** START Available data **

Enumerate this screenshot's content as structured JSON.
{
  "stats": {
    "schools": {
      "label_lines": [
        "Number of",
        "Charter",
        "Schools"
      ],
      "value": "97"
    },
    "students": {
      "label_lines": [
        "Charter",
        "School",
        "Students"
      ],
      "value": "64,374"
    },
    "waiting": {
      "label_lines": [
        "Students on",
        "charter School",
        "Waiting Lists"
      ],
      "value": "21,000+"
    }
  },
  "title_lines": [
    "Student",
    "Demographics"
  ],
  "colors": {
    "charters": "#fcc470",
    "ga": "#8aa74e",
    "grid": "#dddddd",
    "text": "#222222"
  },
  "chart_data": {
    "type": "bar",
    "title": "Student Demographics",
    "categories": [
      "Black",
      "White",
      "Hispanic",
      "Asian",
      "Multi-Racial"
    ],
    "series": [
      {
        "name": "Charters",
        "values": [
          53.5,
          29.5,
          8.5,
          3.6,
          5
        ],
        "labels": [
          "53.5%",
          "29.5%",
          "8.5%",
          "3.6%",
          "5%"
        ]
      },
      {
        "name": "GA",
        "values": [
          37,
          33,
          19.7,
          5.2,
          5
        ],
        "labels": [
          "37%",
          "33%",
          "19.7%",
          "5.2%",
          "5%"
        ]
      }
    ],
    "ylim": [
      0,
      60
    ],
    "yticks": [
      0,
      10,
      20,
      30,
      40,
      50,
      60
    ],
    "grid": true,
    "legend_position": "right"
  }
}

** END Available data **

▸ **Brief**
In full and verbatim, repeat the records given above.

▸ **Written solution**
Enumerate this screenshot's content as structured JSON.
{
  "stats": {
    "schools": {
      "label_lines": [
        "Number of",
        "Charter",
        "Schools"
      ],
      "value": "97"
    },
    "students": {
      "label_lines": [
        "Charter",
        "School",
        "Students"
      ],
      "value": "64,374"
    },
    "waiting": {
      "label_lines": [
        "Students on",
        "charter School",
        "Waiting Lists"
      ],
      "value": "21,000+"
    }
  },
  "title_lines": [
    "Student",
    "Demographics"
  ],
  "colors": {
    "charters": "#fcc470",
    "ga": "#8aa74e",
    "grid": "#dddddd",
    "text": "#222222"
  },
  "chart_data": {
    "type": "bar",
    "title": "Student Demographics",
    "categories": [
      "Black",
      "White",
      "Hispanic",
      "Asian",
      "Multi-Racial"
    ],
    "series": [
      {
        "name": "Charters",
        "values": [
          53.5,
          29.5,
          8.5,
          3.6,
          5
        ],
        "labels": [
          "53.5%",
          "29.5%",
          "8.5%",
          "3.6%",
          "5%"
        ]
      },
      {
        "name": "GA",
        "values": [
          37,
          33,
          19.7,
          5.2,
          5
        ],
        "labels": [
          "37%",
          "33%",
          "19.7%",
          "5.2%",
          "5%"
        ]
      }
    ],
    "ylim": [
      0,
      60
    ],
    "yticks": [
      0,
      10,
      20,
      30,
      40,
      50,
      60
    ],
    "grid": true,
    "legend_position": "right"
  }
}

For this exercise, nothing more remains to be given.